CHALLENGE >> Set the data down again, exactly as it reads, but without the pictures.
[BEGIN DATA ROWS]
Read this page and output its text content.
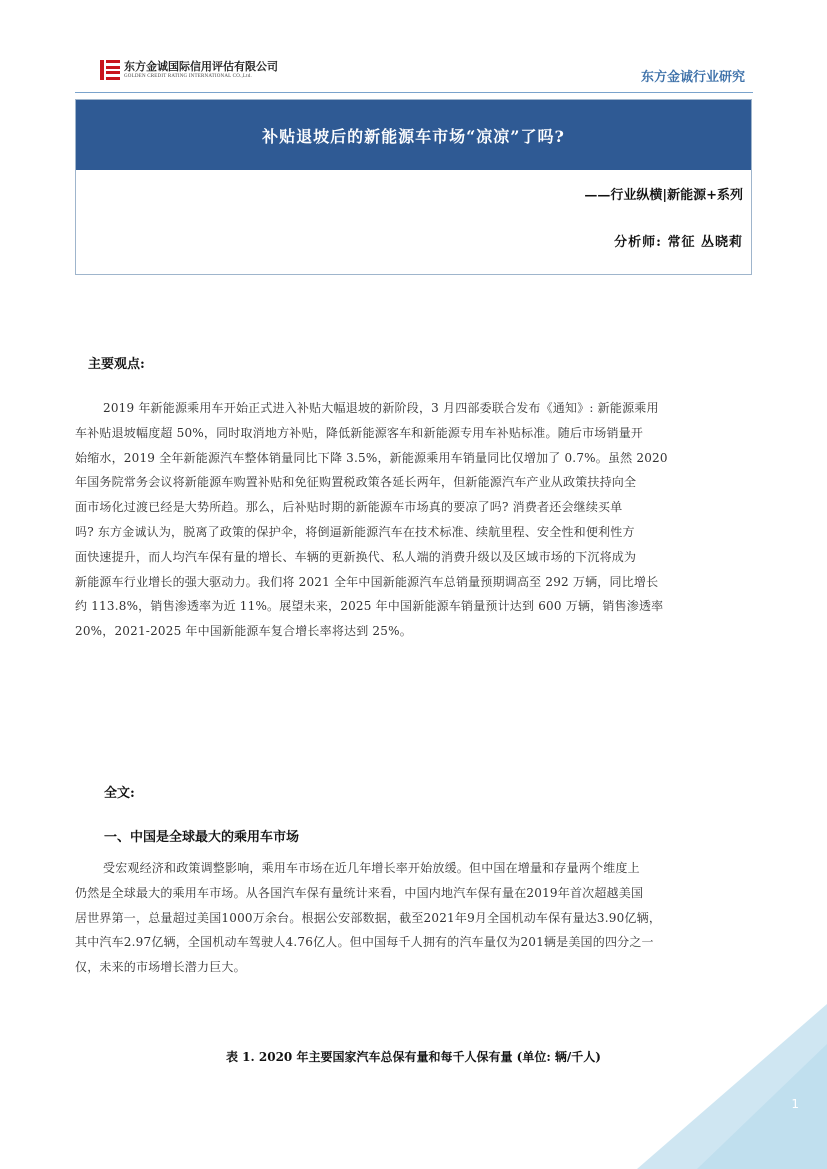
东方金诚国际信用评估有限公司
GOLDEN CREDIT RATING INTERNATIONAL CO.,Ltd.	东方金诚行业研究
补贴退坡后的新能源车市场“凉凉”了吗?
——行业纵横|新能源+系列
分析师: 常征 丛晓莉
主要观点:
2019 年新能源乘用车开始正式进入补贴大幅退坡的新阶段，3 月四部委联合发布《通知》: 新能源乘用
车补贴退坡幅度超 50%，同时取消地方补贴，降低新能源客车和新能源专用车补贴标准。随后市场销量开
始缩水，2019 全年新能源汽车整体销量同比下降 3.5%，新能源乘用车销量同比仅增加了 0.7%。虽然 2020
年国务院常务会议将新能源车购置补贴和免征购置税政策各延长两年，但新能源汽车产业从政策扶持向全
面市场化过渡已经是大势所趋。那么，后补贴时期的新能源车市场真的要凉了吗? 消费者还会继续买单
吗? 东方金诚认为，脱离了政策的保护伞，将倒逼新能源汽车在技术标准、续航里程、安全性和便利性方
面快速提升，而人均汽车保有量的增长、车辆的更新换代、私人端的消费升级以及区域市场的下沉将成为
新能源车行业增长的强大驱动力。我们将 2021 全年中国新能源汽车总销量预期调高至 292 万辆，同比增长
约 113.8%，销售渗透率为近 11%。展望未来，2025 年中国新能源车销量预计达到 600 万辆，销售渗透率
20%，2021-2025 年中国新能源车复合增长率将达到 25%。
全文:
一、中国是全球最大的乘用车市场
受宏观经济和政策调整影响，乘用车市场在近几年增长率开始放缓。但中国在增量和存量两个维度上
仍然是全球最大的乘用车市场。从各国汽车保有量统计来看，中国内地汽车保有量在2019年首次超越美国
居世界第一，总量超过美国1000万余台。根据公安部数据，截至2021年9月全国机动车保有量达3.90亿辆，
其中汽车2.97亿辆，全国机动车驾驶人4.76亿人。但中国每千人拥有的汽车量仅为201辆是美国的四分之一
仅，未来的市场增长潜力巨大。
表 1. 2020 年主要国家汽车总保有量和每千人保有量 (单位: 辆/千人)
1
[END DATA ROWS]
WRITTEN RESPONSE >>
Read this page and output its text content.
东方金诚国际信用评估有限公司
GOLDEN CREDIT RATING INTERNATIONAL CO.,Ltd.	东方金诚行业研究
补贴退坡后的新能源车市场“凉凉”了吗?
——行业纵横|新能源+系列
分析师: 常征 丛晓莉
主要观点:
2019 年新能源乘用车开始正式进入补贴大幅退坡的新阶段，3 月四部委联合发布《通知》: 新能源乘用
车补贴退坡幅度超 50%，同时取消地方补贴，降低新能源客车和新能源专用车补贴标准。随后市场销量开
始缩水，2019 全年新能源汽车整体销量同比下降 3.5%，新能源乘用车销量同比仅增加了 0.7%。虽然 2020
年国务院常务会议将新能源车购置补贴和免征购置税政策各延长两年，但新能源汽车产业从政策扶持向全
面市场化过渡已经是大势所趋。那么，后补贴时期的新能源车市场真的要凉了吗? 消费者还会继续买单
吗? 东方金诚认为，脱离了政策的保护伞，将倒逼新能源汽车在技术标准、续航里程、安全性和便利性方
面快速提升，而人均汽车保有量的增长、车辆的更新换代、私人端的消费升级以及区域市场的下沉将成为
新能源车行业增长的强大驱动力。我们将 2021 全年中国新能源汽车总销量预期调高至 292 万辆，同比增长
约 113.8%，销售渗透率为近 11%。展望未来，2025 年中国新能源车销量预计达到 600 万辆，销售渗透率
20%，2021-2025 年中国新能源车复合增长率将达到 25%。
全文:
一、中国是全球最大的乘用车市场
受宏观经济和政策调整影响，乘用车市场在近几年增长率开始放缓。但中国在增量和存量两个维度上
仍然是全球最大的乘用车市场。从各国汽车保有量统计来看，中国内地汽车保有量在2019年首次超越美国
居世界第一，总量超过美国1000万余台。根据公安部数据，截至2021年9月全国机动车保有量达3.90亿辆，
其中汽车2.97亿辆，全国机动车驾驶人4.76亿人。但中国每千人拥有的汽车量仅为201辆是美国的四分之一
仅，未来的市场增长潜力巨大。
表 1. 2020 年主要国家汽车总保有量和每千人保有量 (单位: 辆/千人)
1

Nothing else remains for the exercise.